[Problem requirements]: Check each line below for the word "ocupación" and give the number of lines that have it, nothing more.

-- Supplied records start --

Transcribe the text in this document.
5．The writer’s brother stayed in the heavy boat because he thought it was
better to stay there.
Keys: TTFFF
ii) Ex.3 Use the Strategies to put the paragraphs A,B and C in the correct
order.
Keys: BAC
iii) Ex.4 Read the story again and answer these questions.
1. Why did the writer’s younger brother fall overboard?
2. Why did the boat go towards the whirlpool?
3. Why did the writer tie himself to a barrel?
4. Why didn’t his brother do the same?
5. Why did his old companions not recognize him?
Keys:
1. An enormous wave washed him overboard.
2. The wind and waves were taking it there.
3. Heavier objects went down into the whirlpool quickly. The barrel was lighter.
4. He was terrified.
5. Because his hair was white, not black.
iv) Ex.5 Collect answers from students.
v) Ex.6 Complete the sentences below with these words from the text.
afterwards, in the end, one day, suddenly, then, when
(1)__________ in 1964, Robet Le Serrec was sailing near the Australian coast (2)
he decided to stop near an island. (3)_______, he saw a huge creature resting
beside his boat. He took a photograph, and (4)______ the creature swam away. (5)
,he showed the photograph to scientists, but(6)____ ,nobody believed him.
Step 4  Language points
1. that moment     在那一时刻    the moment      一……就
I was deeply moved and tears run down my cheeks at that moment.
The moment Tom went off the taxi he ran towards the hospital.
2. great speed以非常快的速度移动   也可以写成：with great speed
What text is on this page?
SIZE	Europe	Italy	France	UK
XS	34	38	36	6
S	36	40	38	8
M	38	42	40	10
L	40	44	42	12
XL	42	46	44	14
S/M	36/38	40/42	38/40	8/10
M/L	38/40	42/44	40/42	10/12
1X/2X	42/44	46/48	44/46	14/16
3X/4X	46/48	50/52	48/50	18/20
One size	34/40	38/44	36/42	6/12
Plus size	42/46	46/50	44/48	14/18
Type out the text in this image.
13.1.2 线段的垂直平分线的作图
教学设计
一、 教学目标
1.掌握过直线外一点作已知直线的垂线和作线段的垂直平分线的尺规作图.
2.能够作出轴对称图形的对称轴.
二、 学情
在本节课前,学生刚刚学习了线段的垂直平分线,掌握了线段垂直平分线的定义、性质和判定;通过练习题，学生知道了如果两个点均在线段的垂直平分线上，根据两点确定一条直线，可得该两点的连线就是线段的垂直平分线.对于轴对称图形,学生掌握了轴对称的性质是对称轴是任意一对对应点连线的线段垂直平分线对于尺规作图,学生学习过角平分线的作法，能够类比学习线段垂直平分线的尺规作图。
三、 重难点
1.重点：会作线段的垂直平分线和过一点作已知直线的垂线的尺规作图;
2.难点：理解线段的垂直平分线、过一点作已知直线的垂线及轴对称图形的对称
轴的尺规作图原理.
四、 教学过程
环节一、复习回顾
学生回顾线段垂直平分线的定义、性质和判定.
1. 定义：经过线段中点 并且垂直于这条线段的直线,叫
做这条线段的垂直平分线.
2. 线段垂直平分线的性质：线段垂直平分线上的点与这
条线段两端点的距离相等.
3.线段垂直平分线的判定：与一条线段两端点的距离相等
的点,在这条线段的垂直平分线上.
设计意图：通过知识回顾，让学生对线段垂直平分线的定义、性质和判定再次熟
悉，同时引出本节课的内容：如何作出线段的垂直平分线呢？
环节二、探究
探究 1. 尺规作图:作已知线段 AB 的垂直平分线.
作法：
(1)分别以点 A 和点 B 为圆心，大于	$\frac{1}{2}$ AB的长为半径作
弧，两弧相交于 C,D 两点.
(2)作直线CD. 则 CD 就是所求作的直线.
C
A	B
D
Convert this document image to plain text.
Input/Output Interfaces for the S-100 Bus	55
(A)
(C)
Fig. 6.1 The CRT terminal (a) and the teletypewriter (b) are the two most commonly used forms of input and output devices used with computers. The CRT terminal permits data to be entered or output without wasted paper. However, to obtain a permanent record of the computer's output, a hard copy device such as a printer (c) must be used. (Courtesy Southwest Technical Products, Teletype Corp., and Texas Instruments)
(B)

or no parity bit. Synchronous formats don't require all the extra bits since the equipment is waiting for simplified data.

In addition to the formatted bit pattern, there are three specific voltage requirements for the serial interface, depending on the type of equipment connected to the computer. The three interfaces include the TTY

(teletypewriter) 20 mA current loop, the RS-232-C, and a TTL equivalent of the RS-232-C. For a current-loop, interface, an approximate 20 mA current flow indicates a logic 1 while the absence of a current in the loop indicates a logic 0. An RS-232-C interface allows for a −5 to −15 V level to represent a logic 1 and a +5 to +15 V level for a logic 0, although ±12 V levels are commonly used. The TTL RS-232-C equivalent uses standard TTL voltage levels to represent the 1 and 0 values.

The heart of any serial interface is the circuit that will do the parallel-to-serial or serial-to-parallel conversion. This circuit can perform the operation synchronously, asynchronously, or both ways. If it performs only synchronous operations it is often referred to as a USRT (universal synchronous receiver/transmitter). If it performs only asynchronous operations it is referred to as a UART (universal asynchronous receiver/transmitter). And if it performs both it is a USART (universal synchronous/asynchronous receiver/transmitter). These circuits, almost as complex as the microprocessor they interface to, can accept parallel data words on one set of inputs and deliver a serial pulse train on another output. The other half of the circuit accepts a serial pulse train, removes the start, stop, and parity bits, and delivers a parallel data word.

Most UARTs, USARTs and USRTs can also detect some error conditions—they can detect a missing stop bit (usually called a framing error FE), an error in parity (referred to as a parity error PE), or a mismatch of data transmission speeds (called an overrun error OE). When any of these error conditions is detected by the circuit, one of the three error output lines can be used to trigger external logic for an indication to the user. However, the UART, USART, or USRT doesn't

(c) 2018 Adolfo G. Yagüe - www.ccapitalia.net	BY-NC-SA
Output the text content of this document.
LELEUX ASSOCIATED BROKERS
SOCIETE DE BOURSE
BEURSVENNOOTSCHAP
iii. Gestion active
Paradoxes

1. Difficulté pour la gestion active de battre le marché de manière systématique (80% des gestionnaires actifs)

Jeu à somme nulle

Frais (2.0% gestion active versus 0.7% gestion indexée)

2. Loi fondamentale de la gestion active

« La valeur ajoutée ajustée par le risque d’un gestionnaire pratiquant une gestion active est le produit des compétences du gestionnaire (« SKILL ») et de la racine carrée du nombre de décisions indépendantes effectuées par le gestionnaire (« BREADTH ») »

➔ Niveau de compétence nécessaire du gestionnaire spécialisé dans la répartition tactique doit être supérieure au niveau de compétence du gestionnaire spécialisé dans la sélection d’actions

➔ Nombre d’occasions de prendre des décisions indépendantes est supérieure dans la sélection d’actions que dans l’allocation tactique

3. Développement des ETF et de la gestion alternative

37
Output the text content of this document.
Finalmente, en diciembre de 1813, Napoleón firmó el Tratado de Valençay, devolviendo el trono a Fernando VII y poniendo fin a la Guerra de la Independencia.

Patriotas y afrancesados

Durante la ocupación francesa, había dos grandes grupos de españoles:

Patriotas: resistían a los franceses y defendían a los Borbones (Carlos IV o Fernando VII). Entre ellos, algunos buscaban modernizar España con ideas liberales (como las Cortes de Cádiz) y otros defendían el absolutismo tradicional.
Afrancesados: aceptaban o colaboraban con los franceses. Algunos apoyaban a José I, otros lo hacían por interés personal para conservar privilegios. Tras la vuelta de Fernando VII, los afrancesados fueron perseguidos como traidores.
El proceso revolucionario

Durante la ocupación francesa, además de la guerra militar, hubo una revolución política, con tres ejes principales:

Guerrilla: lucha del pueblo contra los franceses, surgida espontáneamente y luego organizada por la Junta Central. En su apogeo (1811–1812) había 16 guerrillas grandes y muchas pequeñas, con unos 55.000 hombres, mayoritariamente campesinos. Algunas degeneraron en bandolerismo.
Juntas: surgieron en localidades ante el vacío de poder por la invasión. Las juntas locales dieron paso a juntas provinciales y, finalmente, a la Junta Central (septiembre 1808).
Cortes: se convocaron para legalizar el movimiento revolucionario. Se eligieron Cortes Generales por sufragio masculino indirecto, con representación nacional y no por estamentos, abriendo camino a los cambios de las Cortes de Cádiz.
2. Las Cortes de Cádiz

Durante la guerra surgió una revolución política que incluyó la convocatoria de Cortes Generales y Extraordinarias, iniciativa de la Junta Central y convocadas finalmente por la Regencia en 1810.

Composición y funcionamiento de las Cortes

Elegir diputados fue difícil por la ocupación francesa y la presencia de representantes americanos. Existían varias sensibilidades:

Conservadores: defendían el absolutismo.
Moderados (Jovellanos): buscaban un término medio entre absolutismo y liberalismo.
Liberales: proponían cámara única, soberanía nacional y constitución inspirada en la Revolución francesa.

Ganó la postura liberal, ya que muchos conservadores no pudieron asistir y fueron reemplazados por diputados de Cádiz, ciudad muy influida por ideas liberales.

-- Supplied records end --

[Answer to the problem]: 3